Rows from a figure dataset
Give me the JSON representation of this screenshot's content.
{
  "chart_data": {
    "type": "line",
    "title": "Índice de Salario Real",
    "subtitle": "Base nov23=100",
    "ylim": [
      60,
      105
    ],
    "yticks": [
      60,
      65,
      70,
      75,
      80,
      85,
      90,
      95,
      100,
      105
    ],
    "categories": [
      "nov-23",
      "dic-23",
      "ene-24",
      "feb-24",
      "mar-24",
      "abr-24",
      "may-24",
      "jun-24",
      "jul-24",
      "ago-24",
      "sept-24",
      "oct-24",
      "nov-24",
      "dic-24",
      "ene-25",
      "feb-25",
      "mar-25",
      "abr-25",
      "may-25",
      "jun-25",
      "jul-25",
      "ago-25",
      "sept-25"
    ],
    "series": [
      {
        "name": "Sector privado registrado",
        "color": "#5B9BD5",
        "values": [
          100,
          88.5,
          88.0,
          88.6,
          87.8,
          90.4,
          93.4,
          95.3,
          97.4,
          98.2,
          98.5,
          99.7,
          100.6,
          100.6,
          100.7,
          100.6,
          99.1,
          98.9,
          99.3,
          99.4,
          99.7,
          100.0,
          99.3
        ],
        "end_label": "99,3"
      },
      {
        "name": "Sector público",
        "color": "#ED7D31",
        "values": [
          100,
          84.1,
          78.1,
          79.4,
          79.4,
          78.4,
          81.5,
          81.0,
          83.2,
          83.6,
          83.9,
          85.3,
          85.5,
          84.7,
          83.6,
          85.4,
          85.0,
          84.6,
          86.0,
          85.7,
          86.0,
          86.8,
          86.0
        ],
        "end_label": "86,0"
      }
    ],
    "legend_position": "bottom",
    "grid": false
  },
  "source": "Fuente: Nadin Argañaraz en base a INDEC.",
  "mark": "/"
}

Work to complete: Please set down all the data word for word.

Answer for this exercise:
Give me the JSON representation of this screenshot's content.
{
  "chart_data": {
    "type": "line",
    "title": "Índice de Salario Real",
    "subtitle": "Base nov23=100",
    "ylim": [
      60,
      105
    ],
    "yticks": [
      60,
      65,
      70,
      75,
      80,
      85,
      90,
      95,
      100,
      105
    ],
    "categories": [
      "nov-23",
      "dic-23",
      "ene-24",
      "feb-24",
      "mar-24",
      "abr-24",
      "may-24",
      "jun-24",
      "jul-24",
      "ago-24",
      "sept-24",
      "oct-24",
      "nov-24",
      "dic-24",
      "ene-25",
      "feb-25",
      "mar-25",
      "abr-25",
      "may-25",
      "jun-25",
      "jul-25",
      "ago-25",
      "sept-25"
    ],
    "series": [
      {
        "name": "Sector privado registrado",
        "color": "#5B9BD5",
        "values": [
          100,
          88.5,
          88.0,
          88.6,
          87.8,
          90.4,
          93.4,
          95.3,
          97.4,
          98.2,
          98.5,
          99.7,
          100.6,
          100.6,
          100.7,
          100.6,
          99.1,
          98.9,
          99.3,
          99.4,
          99.7,
          100.0,
          99.3
        ],
        "end_label": "99,3"
      },
      {
        "name": "Sector público",
        "color": "#ED7D31",
        "values": [
          100,
          84.1,
          78.1,
          79.4,
          79.4,
          78.4,
          81.5,
          81.0,
          83.2,
          83.6,
          83.9,
          85.3,
          85.5,
          84.7,
          83.6,
          85.4,
          85.0,
          84.6,
          86.0,
          85.7,
          86.0,
          86.8,
          86.0
        ],
        "end_label": "86,0"
      }
    ],
    "legend_position": "bottom",
    "grid": false
  },
  "source": "Fuente: Nadin Argañaraz en base a INDEC.",
  "mark": "/"
}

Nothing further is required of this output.